§ EXTRACT TO READ
# International child abduction and Hague treaty



## Johngreece (Sep 23, 2018)

Hi I am a Greek citizen married with a Thai citizen in Greece for 4 and a half years. We have 2 children. The marriage conducted in Greece but it is not declared in amber in Thailand. This summer my family and I went for holidays in Thailand in my wife's village and ten days before our return to Greece she dissappear with the children. I return to Greece and in her first contact with me after several days, she blackmail me to send her money in order to let me contact with my children. I want to start the procedures by the Hague treaty to claim my lawfull rights as a father and the return of my children. I want to ask if anybody has faced a similar situation with mine, please contact me because any information such as a lawyer specialize in cases like mine, will be extremely helpfull


----------



## Thai Bigfoot (Aug 29, 2009)

Sorry to hear it. But, your story is all too common. The legal system won't do much for you.
My unofficial advice is to pay what it takes for your children to visit you. And, don''t send them back. I am not a lawyer.


----------



## Omegaman477 (Jan 9, 2019)

Johngreece said:


> Hi I am a Greek citizen married with a Thai citizen in Greece for 4 and a half years. We have 2 children. The marriage conducted in Greece but it is not declared in amber in Thailand. This summer my family and I went for holidays in Thailand in my wife's village and ten days before our return to Greece she dissappear with the children. I return to Greece and in her first contact with me after several days, she blackmail me to send her money in order to let me contact with my children. I want to start the procedures by the Hague treaty to claim my lawfull rights as a father and the return of my children. I want to ask if anybody has faced a similar situation with mine, please contact me because any information such as a lawyer specialize in cases like mine, will be extremely helpfull


With all things in Thailand, a quick cash settlement is always best. But make sure she sign a Por Kor 14 form giving you sole custody.

For the the Hague Convention on the Civil Aspects of International Child Abduction (aka HCCICA) to apply, you must establish to the Greek Authorities, that the kids in question Normally live in Greece. This is what they refer to as their Natural Home. This being the case, the Greek Authorities will petition the Thai Authorities to have the children returned to Greece, and there, the custody hearing will take place. Depending on the outcome of that custody hearing the Greek courts will decide who has custody, and therefore who makes the decisions on the kids country of residence.

This is serious stuff, and needs to be handled properly by experts. I suspect that in Greece you will find a Government Agency that will manage your case. You can not do this alone. You must have the support of the Greek Government.


----------

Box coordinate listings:
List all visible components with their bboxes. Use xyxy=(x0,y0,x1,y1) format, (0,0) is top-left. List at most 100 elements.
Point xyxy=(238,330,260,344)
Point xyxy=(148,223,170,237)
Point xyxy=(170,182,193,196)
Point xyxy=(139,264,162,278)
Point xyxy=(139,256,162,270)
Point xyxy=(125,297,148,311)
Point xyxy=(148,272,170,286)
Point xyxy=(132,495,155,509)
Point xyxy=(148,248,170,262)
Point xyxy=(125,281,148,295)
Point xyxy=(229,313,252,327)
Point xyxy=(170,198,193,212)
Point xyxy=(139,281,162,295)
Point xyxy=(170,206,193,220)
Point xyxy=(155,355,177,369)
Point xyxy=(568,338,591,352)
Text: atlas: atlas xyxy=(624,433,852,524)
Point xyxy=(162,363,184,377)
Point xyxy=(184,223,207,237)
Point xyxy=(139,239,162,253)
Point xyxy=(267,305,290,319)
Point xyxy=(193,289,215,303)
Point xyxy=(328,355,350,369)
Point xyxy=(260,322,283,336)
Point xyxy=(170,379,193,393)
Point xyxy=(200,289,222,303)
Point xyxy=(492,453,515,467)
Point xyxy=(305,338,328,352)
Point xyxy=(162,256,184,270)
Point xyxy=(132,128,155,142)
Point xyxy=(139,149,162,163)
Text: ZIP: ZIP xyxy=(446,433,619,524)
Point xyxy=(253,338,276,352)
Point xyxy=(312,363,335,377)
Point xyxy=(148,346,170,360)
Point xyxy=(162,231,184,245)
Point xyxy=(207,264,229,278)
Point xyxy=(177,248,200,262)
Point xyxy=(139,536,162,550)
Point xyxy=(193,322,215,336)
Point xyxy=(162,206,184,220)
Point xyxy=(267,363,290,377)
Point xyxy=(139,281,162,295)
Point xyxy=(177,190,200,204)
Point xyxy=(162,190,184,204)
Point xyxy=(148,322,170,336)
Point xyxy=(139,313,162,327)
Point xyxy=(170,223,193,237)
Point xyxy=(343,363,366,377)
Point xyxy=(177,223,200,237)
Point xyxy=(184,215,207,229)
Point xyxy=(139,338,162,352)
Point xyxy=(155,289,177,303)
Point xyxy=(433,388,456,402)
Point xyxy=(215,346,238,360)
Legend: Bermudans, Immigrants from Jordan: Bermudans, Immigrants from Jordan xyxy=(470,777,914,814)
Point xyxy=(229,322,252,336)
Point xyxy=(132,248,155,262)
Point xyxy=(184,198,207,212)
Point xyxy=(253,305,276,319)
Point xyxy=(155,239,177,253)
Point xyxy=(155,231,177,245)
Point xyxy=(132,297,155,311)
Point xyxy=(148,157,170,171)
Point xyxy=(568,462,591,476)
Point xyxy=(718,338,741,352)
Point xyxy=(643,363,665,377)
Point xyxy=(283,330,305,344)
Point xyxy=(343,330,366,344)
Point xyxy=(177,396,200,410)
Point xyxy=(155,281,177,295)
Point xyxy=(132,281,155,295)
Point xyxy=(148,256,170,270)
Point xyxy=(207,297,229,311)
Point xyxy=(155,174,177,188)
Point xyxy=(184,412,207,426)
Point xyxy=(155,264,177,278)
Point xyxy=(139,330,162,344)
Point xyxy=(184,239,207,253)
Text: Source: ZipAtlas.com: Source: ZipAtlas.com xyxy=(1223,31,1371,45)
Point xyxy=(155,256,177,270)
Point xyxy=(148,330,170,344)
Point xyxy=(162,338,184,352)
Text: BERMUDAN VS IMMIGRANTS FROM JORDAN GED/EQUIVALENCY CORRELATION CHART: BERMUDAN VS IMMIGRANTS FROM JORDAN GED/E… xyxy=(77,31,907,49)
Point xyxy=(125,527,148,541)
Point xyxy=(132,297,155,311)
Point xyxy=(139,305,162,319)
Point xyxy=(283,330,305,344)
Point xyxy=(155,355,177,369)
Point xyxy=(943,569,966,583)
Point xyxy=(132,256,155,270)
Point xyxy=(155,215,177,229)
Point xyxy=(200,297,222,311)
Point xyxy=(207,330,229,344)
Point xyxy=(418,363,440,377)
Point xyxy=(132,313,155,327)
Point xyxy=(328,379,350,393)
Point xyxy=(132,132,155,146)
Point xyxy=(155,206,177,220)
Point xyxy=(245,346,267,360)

§ REQUIRED WORK
1. In the child abduction thread, reproduce the passage between "For the the" and "country of residence.", inclusive, replacing "Greek Authorities" with "Hellenic Authorities".
2. Answer these questions from the child abduction thread.
(a) How many children does Johngreece have?
(b) Which form does Omegaman477 say the wife should sign?
(c) According to Omegaman477, in which country will the custody hearing take place?

§ TASK-BY-TASK RESULTS
1.
For the the Hague Convention on the Civil Aspects of International Child Abduction (aka HCCICA) to apply, you must establish to the Hellenic Authorities, that the kids in question Normally live in Greece. This is what they refer to as their Natural Home. This being the case, the Hellenic Authorities will petition the Thai Authorities to have the children returned to Greece, and there, the custody hearing will take place. Depending on the outcome of that custody hearing the Greek courts will decide who has custody, and therefore who makes the decisions on the kids country of residence.

2.
(a) Two.
(b) A Por Kor 14 form, giving him sole custody.
(c) Greece.